Excerpts from a figure dataset:

# # # # #

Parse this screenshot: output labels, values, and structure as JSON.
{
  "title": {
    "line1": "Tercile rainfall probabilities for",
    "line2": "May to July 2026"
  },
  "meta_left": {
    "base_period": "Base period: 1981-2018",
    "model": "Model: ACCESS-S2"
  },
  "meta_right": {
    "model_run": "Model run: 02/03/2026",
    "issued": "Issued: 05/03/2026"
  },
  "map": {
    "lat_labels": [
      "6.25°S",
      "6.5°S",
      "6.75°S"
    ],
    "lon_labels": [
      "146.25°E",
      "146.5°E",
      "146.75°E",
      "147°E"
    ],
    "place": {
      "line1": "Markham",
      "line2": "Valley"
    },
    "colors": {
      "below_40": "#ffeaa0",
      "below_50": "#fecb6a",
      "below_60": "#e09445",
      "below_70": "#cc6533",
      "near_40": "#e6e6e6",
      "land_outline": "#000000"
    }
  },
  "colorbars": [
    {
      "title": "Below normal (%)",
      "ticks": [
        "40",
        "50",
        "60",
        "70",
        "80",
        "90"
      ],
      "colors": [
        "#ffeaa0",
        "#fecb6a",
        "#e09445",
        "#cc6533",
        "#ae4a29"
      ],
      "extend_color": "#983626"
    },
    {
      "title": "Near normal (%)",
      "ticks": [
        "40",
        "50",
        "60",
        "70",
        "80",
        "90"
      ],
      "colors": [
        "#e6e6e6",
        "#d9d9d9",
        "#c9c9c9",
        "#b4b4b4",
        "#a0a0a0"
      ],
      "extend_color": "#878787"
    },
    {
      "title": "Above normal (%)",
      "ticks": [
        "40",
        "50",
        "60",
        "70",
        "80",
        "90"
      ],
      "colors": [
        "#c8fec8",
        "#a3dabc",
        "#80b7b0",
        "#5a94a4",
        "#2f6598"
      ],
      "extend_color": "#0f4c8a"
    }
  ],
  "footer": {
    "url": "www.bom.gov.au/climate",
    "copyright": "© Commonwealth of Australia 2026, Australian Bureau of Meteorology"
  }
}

# # # # #

Set out the complete listing exactly as shown.

Parse this screenshot: output labels, values, and structure as JSON.
{
  "title": {
    "line1": "Tercile rainfall probabilities for",
    "line2": "May to July 2026"
  },
  "meta_left": {
    "base_period": "Base period: 1981-2018",
    "model": "Model: ACCESS-S2"
  },
  "meta_right": {
    "model_run": "Model run: 02/03/2026",
    "issued": "Issued: 05/03/2026"
  },
  "map": {
    "lat_labels": [
      "6.25°S",
      "6.5°S",
      "6.75°S"
    ],
    "lon_labels": [
      "146.25°E",
      "146.5°E",
      "146.75°E",
      "147°E"
    ],
    "place": {
      "line1": "Markham",
      "line2": "Valley"
    },
    "colors": {
      "below_40": "#ffeaa0",
      "below_50": "#fecb6a",
      "below_60": "#e09445",
      "below_70": "#cc6533",
      "near_40": "#e6e6e6",
      "land_outline": "#000000"
    }
  },
  "colorbars": [
    {
      "title": "Below normal (%)",
      "ticks": [
        "40",
        "50",
        "60",
        "70",
        "80",
        "90"
      ],
      "colors": [
        "#ffeaa0",
        "#fecb6a",
        "#e09445",
        "#cc6533",
        "#ae4a29"
      ],
      "extend_color": "#983626"
    },
    {
      "title": "Near normal (%)",
      "ticks": [
        "40",
        "50",
        "60",
        "70",
        "80",
        "90"
      ],
      "colors": [
        "#e6e6e6",
        "#d9d9d9",
        "#c9c9c9",
        "#b4b4b4",
        "#a0a0a0"
      ],
      "extend_color": "#878787"
    },
    {
      "title": "Above normal (%)",
      "ticks": [
        "40",
        "50",
        "60",
        "70",
        "80",
        "90"
      ],
      "colors": [
        "#c8fec8",
        "#a3dabc",
        "#80b7b0",
        "#5a94a4",
        "#2f6598"
      ],
      "extend_color": "#0f4c8a"
    }
  ],
  "footer": {
    "url": "www.bom.gov.au/climate",
    "copyright": "© Commonwealth of Australia 2026, Australian Bureau of Meteorology"
  }
}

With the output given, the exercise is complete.